• **STATED TASK**
Reply with one number: the count of lines in the records below that hold "mekanik".

Dataset records:
* * * *

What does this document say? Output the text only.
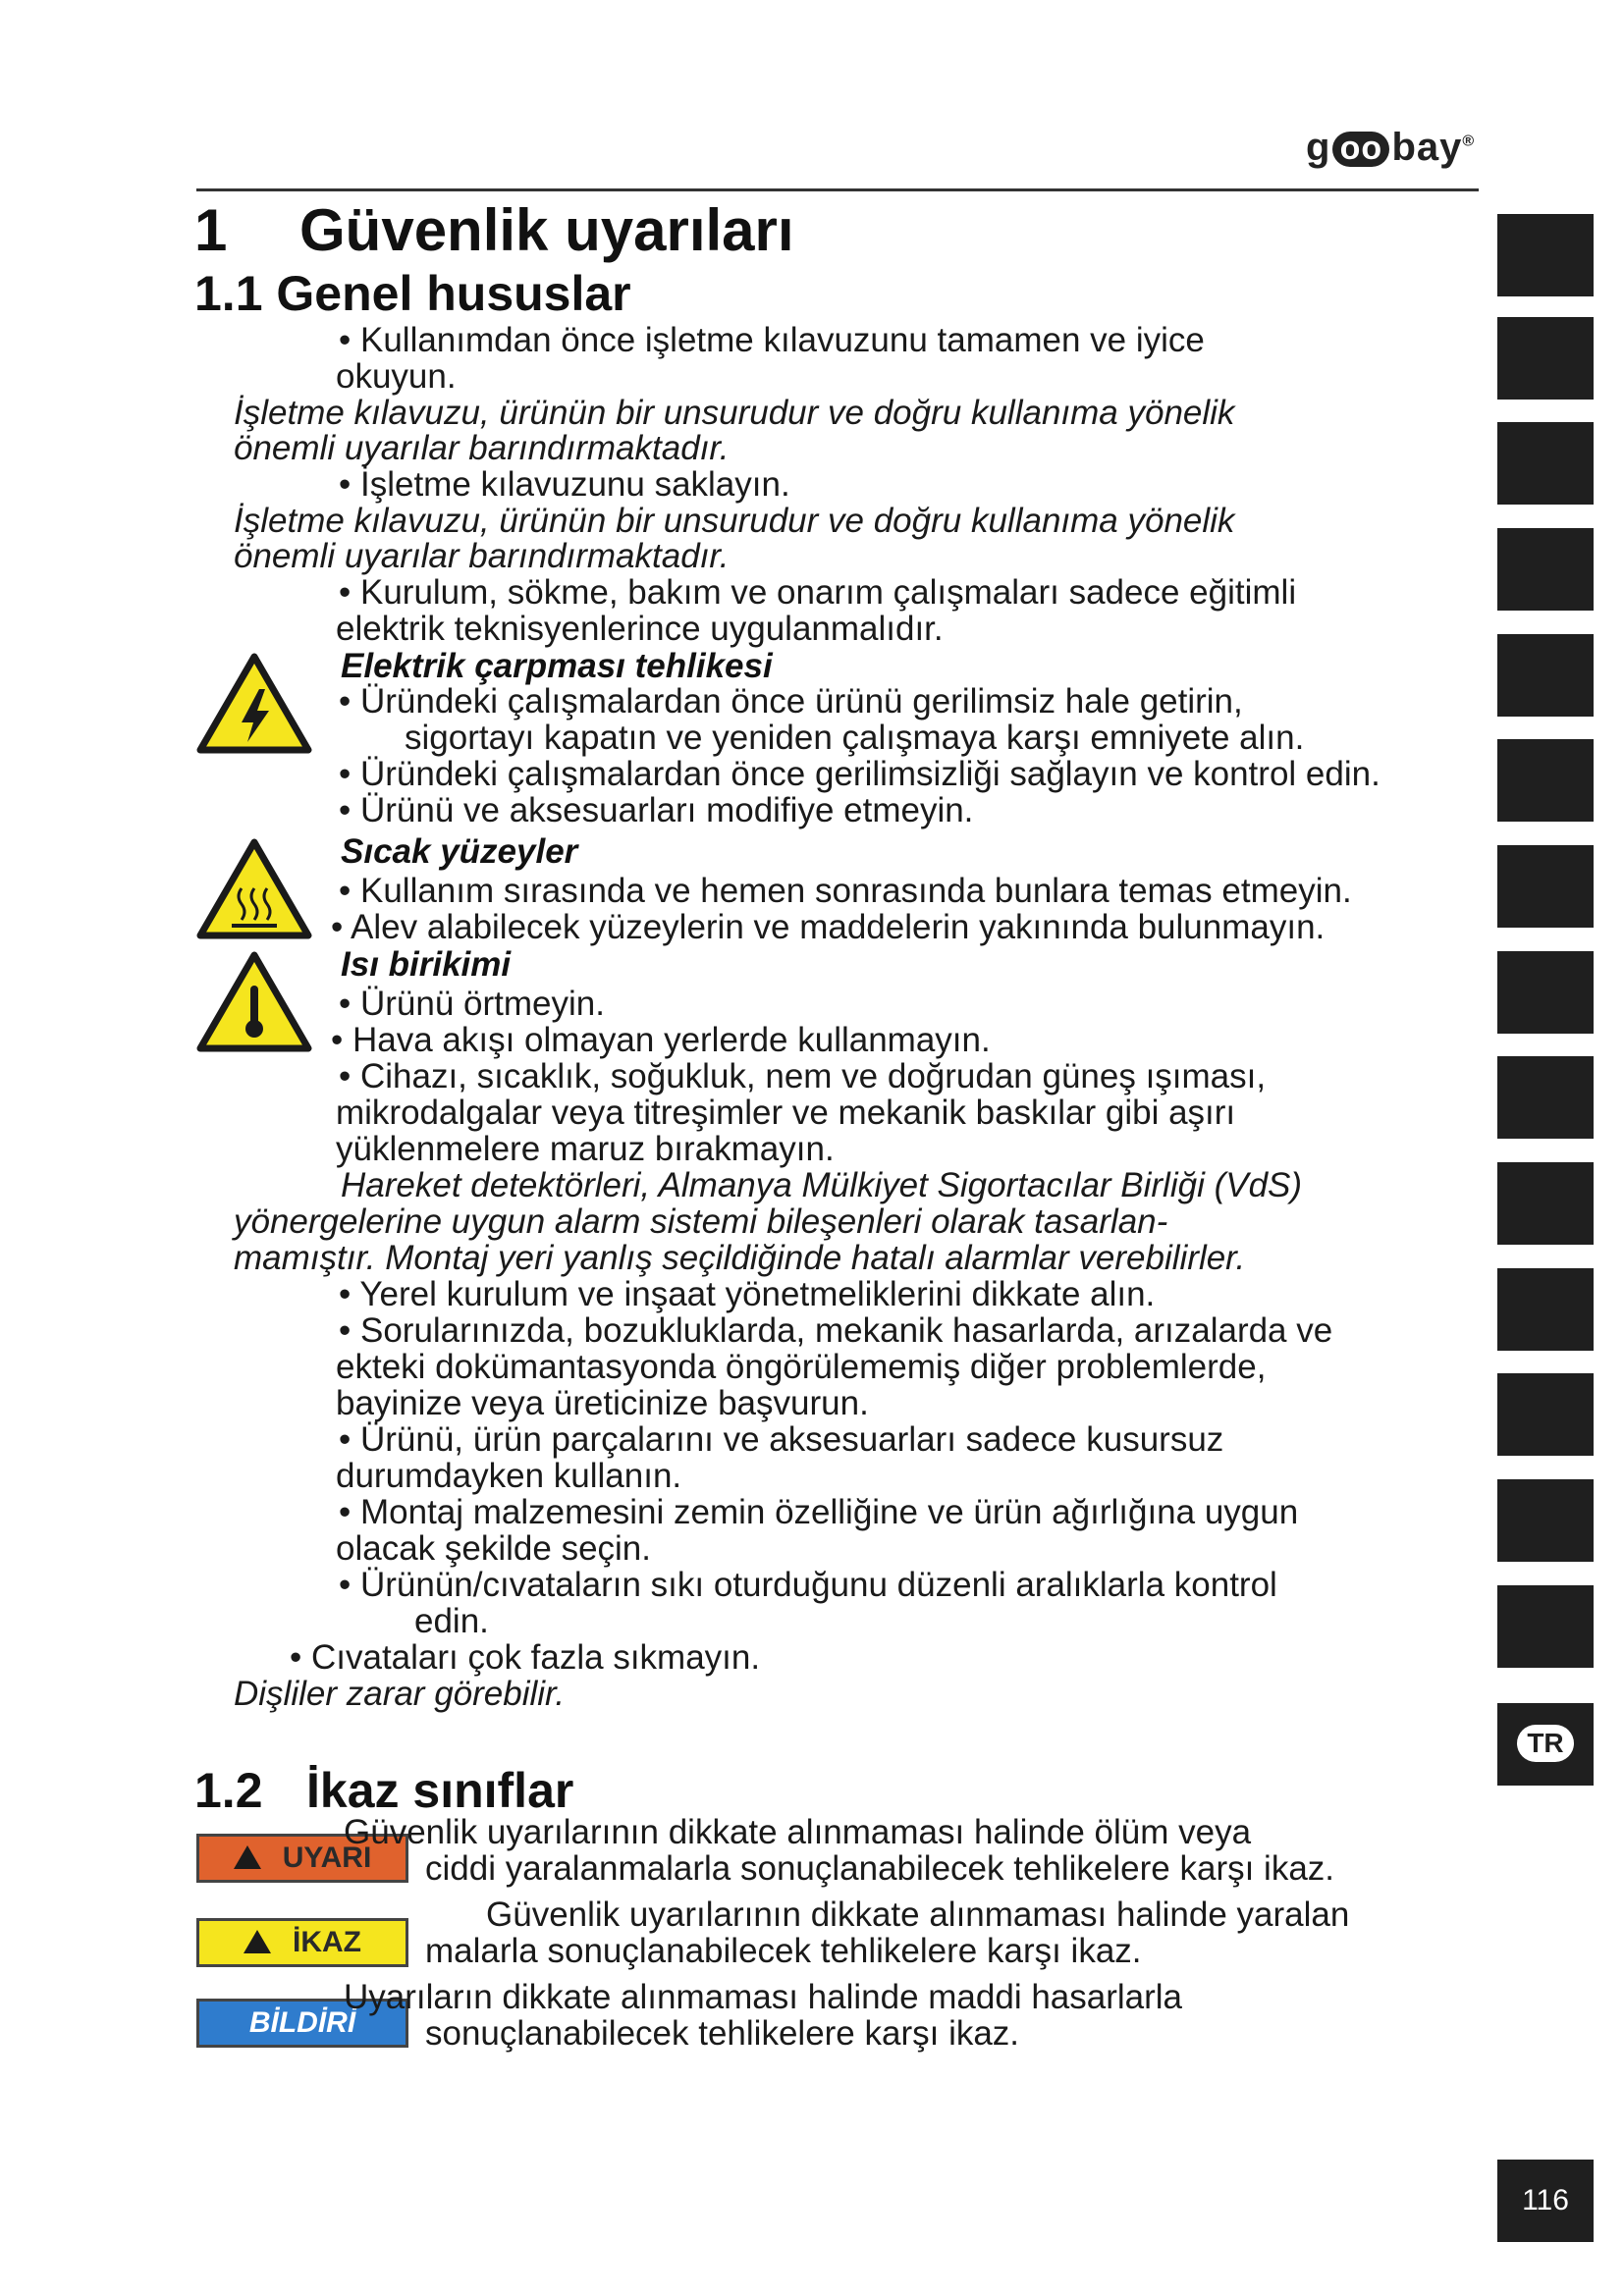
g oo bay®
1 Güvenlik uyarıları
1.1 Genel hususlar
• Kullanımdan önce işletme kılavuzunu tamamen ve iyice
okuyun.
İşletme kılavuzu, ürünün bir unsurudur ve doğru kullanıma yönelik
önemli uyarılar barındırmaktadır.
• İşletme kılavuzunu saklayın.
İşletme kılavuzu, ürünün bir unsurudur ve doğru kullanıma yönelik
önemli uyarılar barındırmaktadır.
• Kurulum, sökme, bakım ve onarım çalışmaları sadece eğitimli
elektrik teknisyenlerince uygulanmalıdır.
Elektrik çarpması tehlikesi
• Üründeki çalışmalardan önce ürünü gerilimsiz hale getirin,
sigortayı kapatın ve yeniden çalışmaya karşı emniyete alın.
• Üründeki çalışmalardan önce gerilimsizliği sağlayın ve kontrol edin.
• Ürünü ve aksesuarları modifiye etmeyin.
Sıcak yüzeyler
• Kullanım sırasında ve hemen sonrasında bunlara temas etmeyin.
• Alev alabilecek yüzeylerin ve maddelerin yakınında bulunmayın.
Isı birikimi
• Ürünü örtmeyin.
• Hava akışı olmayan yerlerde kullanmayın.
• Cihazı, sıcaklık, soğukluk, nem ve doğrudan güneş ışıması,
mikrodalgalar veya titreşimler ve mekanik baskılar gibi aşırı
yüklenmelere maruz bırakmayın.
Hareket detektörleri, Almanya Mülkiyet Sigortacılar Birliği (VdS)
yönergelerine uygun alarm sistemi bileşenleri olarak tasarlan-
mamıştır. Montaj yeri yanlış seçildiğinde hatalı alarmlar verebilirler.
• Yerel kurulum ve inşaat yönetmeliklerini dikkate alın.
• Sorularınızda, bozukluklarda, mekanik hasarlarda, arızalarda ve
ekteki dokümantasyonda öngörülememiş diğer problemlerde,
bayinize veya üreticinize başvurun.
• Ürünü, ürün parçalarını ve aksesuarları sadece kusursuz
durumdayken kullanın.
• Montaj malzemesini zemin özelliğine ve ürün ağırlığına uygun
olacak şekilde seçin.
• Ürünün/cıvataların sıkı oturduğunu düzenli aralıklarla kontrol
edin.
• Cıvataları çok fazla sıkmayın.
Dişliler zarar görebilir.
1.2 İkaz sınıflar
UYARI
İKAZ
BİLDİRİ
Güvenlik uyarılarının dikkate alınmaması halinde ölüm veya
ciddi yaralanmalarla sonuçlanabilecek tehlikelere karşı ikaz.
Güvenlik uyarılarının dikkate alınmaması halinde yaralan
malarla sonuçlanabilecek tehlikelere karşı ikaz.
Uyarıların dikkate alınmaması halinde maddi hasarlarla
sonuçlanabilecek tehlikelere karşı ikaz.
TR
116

* * * *

• **RESULT OF THIS EXERCISE**
2